Start Material supplied
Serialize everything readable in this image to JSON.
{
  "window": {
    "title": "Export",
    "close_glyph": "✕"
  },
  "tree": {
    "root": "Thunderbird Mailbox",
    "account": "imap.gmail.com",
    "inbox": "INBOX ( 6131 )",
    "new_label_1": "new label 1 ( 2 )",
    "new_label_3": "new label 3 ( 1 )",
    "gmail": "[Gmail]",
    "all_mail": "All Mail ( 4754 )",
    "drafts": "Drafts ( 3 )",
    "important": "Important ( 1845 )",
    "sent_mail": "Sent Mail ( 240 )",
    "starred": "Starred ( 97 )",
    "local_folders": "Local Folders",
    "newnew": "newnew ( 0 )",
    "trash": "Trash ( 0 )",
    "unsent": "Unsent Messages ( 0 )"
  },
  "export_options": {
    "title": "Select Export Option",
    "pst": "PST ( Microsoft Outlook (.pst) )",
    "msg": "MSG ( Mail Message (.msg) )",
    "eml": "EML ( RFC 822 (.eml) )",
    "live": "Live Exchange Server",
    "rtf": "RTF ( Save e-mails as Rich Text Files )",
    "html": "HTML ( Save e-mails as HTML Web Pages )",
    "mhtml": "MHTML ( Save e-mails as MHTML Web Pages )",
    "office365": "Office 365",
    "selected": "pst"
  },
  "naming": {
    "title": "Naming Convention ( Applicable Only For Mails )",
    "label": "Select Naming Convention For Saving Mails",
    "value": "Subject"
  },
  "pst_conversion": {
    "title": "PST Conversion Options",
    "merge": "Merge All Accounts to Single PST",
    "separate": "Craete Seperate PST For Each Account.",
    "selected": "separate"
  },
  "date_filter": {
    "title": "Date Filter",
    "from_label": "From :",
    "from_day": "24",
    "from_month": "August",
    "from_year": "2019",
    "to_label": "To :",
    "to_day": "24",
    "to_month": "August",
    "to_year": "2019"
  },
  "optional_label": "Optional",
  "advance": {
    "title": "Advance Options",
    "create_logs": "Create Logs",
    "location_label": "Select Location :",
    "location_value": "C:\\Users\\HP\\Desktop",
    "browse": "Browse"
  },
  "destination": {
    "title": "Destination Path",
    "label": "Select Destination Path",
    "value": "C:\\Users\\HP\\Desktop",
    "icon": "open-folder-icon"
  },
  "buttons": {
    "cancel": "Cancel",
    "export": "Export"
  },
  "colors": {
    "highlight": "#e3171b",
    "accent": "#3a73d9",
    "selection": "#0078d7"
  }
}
End Material supplied
**Short task**
Copy out each record, keeping every word as it is.

**Task solution**
Serialize everything readable in this image to JSON.
{
  "window": {
    "title": "Export",
    "close_glyph": "✕"
  },
  "tree": {
    "root": "Thunderbird Mailbox",
    "account": "imap.gmail.com",
    "inbox": "INBOX ( 6131 )",
    "new_label_1": "new label 1 ( 2 )",
    "new_label_3": "new label 3 ( 1 )",
    "gmail": "[Gmail]",
    "all_mail": "All Mail ( 4754 )",
    "drafts": "Drafts ( 3 )",
    "important": "Important ( 1845 )",
    "sent_mail": "Sent Mail ( 240 )",
    "starred": "Starred ( 97 )",
    "local_folders": "Local Folders",
    "newnew": "newnew ( 0 )",
    "trash": "Trash ( 0 )",
    "unsent": "Unsent Messages ( 0 )"
  },
  "export_options": {
    "title": "Select Export Option",
    "pst": "PST ( Microsoft Outlook (.pst) )",
    "msg": "MSG ( Mail Message (.msg) )",
    "eml": "EML ( RFC 822 (.eml) )",
    "live": "Live Exchange Server",
    "rtf": "RTF ( Save e-mails as Rich Text Files )",
    "html": "HTML ( Save e-mails as HTML Web Pages )",
    "mhtml": "MHTML ( Save e-mails as MHTML Web Pages )",
    "office365": "Office 365",
    "selected": "pst"
  },
  "naming": {
    "title": "Naming Convention ( Applicable Only For Mails )",
    "label": "Select Naming Convention For Saving Mails",
    "value": "Subject"
  },
  "pst_conversion": {
    "title": "PST Conversion Options",
    "merge": "Merge All Accounts to Single PST",
    "separate": "Craete Seperate PST For Each Account.",
    "selected": "separate"
  },
  "date_filter": {
    "title": "Date Filter",
    "from_label": "From :",
    "from_day": "24",
    "from_month": "August",
    "from_year": "2019",
    "to_label": "To :",
    "to_day": "24",
    "to_month": "August",
    "to_year": "2019"
  },
  "optional_label": "Optional",
  "advance": {
    "title": "Advance Options",
    "create_logs": "Create Logs",
    "location_label": "Select Location :",
    "location_value": "C:\\Users\\HP\\Desktop",
    "browse": "Browse"
  },
  "destination": {
    "title": "Destination Path",
    "label": "Select Destination Path",
    "value": "C:\\Users\\HP\\Desktop",
    "icon": "open-folder-icon"
  },
  "buttons": {
    "cancel": "Cancel",
    "export": "Export"
  },
  "colors": {
    "highlight": "#e3171b",
    "accent": "#3a73d9",
    "selection": "#0078d7"
  }
}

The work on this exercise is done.